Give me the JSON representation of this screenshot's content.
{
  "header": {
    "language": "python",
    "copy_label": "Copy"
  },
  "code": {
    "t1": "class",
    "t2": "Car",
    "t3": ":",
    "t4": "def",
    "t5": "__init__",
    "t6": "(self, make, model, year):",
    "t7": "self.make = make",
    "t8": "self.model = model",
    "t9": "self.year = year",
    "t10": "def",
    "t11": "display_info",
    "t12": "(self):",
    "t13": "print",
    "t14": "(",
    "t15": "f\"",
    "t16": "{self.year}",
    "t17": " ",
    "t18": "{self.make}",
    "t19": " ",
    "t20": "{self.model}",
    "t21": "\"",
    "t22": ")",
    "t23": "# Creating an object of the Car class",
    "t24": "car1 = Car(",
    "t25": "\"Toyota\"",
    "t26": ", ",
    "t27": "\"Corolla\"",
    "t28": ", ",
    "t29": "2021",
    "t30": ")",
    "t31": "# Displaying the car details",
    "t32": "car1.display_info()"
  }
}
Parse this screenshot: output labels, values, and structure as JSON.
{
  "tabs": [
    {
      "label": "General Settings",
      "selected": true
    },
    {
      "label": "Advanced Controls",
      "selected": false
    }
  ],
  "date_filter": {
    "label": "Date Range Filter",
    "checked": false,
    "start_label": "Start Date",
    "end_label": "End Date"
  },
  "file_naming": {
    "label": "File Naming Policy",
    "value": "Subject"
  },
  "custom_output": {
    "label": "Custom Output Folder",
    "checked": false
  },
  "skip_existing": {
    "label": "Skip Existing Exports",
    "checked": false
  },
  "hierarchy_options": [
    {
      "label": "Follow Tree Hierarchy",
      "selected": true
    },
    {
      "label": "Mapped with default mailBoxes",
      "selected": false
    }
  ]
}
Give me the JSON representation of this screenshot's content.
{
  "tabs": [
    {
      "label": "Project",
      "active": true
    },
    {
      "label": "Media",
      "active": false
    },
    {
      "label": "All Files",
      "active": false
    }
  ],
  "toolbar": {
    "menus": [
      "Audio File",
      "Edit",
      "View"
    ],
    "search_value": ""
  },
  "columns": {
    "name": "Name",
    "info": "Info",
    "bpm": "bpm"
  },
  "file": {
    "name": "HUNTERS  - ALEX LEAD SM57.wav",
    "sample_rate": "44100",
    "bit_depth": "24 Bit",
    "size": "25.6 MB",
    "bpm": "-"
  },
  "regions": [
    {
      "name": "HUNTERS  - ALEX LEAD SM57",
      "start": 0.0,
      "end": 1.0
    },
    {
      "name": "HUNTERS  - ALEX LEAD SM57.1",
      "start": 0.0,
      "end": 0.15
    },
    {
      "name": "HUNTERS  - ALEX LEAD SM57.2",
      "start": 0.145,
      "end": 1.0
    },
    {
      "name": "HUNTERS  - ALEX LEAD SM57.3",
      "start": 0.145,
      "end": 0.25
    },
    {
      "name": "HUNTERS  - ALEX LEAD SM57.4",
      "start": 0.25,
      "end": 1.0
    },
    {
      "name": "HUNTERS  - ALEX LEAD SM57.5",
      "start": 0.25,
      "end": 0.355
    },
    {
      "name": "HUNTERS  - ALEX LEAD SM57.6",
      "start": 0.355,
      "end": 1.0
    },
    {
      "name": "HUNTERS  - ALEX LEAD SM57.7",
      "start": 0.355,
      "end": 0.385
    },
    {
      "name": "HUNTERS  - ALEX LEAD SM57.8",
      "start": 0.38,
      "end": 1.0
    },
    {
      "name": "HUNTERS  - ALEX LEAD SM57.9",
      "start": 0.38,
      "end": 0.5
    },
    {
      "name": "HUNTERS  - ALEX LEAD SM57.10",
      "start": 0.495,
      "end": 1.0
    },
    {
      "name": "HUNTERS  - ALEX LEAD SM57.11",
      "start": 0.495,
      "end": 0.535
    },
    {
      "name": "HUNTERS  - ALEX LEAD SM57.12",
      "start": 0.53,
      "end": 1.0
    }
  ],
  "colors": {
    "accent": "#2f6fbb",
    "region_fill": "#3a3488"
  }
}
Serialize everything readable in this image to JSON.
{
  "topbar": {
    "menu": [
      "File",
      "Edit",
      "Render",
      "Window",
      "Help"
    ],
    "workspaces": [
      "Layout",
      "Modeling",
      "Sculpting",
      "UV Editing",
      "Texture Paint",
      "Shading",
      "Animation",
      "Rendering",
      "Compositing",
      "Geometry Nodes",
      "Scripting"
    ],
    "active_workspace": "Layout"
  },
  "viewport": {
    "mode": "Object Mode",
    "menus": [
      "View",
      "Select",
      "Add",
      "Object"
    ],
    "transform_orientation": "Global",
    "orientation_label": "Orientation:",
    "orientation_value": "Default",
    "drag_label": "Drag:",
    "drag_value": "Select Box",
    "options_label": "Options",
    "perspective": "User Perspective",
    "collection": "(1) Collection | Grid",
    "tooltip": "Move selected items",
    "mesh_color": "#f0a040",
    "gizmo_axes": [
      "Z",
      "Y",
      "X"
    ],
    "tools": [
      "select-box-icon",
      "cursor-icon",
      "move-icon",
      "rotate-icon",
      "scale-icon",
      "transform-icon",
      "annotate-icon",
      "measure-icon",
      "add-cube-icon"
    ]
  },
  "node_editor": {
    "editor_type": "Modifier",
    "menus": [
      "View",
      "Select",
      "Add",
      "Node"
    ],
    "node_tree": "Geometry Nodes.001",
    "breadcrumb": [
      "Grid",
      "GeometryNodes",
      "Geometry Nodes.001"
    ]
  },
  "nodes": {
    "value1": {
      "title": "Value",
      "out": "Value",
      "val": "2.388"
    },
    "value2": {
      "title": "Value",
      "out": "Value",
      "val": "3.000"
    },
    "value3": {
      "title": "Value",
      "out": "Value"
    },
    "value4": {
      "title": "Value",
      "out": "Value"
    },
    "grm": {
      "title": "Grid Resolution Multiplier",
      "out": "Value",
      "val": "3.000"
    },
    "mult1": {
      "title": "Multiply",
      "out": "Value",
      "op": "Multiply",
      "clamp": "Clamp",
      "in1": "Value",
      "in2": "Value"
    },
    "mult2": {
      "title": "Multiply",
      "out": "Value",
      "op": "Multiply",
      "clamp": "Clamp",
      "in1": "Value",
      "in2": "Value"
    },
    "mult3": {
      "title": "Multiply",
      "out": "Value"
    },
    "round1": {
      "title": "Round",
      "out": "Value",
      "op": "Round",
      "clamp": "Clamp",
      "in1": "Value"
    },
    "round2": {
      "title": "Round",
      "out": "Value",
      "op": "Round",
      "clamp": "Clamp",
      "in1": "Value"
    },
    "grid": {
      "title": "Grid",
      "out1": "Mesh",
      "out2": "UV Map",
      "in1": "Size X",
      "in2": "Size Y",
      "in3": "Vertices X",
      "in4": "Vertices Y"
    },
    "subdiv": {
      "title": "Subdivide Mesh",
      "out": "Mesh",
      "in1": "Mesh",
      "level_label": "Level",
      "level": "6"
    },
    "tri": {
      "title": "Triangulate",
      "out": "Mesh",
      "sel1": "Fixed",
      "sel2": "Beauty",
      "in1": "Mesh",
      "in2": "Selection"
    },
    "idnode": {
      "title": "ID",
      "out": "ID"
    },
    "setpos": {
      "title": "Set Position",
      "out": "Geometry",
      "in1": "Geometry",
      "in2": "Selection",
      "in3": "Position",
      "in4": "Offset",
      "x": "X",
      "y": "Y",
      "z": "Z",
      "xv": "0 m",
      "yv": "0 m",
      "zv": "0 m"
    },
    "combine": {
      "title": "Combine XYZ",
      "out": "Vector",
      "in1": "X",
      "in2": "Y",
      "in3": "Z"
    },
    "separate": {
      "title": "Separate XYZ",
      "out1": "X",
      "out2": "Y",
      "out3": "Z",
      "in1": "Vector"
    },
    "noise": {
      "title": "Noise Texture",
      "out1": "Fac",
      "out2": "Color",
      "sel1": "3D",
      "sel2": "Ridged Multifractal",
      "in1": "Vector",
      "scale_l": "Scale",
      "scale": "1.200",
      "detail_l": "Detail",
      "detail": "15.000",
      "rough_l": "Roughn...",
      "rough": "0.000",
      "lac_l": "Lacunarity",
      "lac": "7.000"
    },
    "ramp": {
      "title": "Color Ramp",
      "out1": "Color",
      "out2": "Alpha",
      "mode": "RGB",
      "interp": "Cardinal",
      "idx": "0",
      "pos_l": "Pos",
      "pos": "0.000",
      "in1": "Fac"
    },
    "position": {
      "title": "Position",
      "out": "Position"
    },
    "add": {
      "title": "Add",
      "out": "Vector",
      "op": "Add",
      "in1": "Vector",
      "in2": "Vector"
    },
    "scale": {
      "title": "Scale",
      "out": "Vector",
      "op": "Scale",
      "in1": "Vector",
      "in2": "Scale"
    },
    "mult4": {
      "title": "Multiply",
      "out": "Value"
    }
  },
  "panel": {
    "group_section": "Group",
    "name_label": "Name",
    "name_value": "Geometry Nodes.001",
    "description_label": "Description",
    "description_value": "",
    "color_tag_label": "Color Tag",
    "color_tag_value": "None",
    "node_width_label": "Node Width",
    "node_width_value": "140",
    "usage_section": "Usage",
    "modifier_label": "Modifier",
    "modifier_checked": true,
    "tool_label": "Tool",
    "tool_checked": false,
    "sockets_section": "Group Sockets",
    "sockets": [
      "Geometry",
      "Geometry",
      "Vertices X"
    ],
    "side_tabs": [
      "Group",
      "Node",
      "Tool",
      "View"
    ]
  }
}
......
### Instruction
Note how many lines in the material hold the word "this", and give that number with nothing added.

### Reply to the exercise
4